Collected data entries
= = =

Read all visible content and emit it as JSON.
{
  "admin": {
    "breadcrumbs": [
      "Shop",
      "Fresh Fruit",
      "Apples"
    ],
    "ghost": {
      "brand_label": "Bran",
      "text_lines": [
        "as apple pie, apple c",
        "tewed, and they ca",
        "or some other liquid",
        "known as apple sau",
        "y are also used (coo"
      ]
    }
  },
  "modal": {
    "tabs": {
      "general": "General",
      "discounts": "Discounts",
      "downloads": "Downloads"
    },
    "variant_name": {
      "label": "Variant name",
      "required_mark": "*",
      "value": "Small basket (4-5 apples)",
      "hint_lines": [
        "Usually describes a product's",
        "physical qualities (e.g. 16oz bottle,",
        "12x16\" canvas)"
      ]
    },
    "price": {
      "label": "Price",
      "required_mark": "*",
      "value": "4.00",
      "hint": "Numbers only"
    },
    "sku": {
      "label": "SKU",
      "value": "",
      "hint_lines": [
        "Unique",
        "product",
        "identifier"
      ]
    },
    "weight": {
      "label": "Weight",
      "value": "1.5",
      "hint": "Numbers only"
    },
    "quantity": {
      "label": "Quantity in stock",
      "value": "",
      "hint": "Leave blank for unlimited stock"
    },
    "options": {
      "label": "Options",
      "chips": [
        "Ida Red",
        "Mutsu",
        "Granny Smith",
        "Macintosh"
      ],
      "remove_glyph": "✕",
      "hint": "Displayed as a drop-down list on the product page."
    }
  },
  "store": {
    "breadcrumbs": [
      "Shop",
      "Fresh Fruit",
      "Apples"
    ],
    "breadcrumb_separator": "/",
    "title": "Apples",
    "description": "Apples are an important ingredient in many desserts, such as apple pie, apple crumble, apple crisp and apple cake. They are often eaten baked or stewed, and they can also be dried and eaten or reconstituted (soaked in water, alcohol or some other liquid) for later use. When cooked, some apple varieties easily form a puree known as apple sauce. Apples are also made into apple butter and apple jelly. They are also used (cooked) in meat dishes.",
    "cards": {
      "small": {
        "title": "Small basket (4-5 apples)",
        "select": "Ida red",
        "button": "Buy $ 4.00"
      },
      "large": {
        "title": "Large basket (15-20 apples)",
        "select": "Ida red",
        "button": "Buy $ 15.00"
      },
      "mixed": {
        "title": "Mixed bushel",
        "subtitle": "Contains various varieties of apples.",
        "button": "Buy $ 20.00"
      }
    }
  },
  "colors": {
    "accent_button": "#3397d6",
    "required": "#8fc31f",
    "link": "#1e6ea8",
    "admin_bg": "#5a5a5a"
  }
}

= = =

--- What to produce ---
Reproduce the entries above in full by retyping them exactly.

--- Result ---
Read all visible content and emit it as JSON.
{
  "admin": {
    "breadcrumbs": [
      "Shop",
      "Fresh Fruit",
      "Apples"
    ],
    "ghost": {
      "brand_label": "Bran",
      "text_lines": [
        "as apple pie, apple c",
        "tewed, and they ca",
        "or some other liquid",
        "known as apple sau",
        "y are also used (coo"
      ]
    }
  },
  "modal": {
    "tabs": {
      "general": "General",
      "discounts": "Discounts",
      "downloads": "Downloads"
    },
    "variant_name": {
      "label": "Variant name",
      "required_mark": "*",
      "value": "Small basket (4-5 apples)",
      "hint_lines": [
        "Usually describes a product's",
        "physical qualities (e.g. 16oz bottle,",
        "12x16\" canvas)"
      ]
    },
    "price": {
      "label": "Price",
      "required_mark": "*",
      "value": "4.00",
      "hint": "Numbers only"
    },
    "sku": {
      "label": "SKU",
      "value": "",
      "hint_lines": [
        "Unique",
        "product",
        "identifier"
      ]
    },
    "weight": {
      "label": "Weight",
      "value": "1.5",
      "hint": "Numbers only"
    },
    "quantity": {
      "label": "Quantity in stock",
      "value": "",
      "hint": "Leave blank for unlimited stock"
    },
    "options": {
      "label": "Options",
      "chips": [
        "Ida Red",
        "Mutsu",
        "Granny Smith",
        "Macintosh"
      ],
      "remove_glyph": "✕",
      "hint": "Displayed as a drop-down list on the product page."
    }
  },
  "store": {
    "breadcrumbs": [
      "Shop",
      "Fresh Fruit",
      "Apples"
    ],
    "breadcrumb_separator": "/",
    "title": "Apples",
    "description": "Apples are an important ingredient in many desserts, such as apple pie, apple crumble, apple crisp and apple cake. They are often eaten baked or stewed, and they can also be dried and eaten or reconstituted (soaked in water, alcohol or some other liquid) for later use. When cooked, some apple varieties easily form a puree known as apple sauce. Apples are also made into apple butter and apple jelly. They are also used (cooked) in meat dishes.",
    "cards": {
      "small": {
        "title": "Small basket (4-5 apples)",
        "select": "Ida red",
        "button": "Buy $ 4.00"
      },
      "large": {
        "title": "Large basket (15-20 apples)",
        "select": "Ida red",
        "button": "Buy $ 15.00"
      },
      "mixed": {
        "title": "Mixed bushel",
        "subtitle": "Contains various varieties of apples.",
        "button": "Buy $ 20.00"
      }
    }
  },
  "colors": {
    "accent_button": "#3397d6",
    "required": "#8fc31f",
    "link": "#1e6ea8",
    "admin_bg": "#5a5a5a"
  }
}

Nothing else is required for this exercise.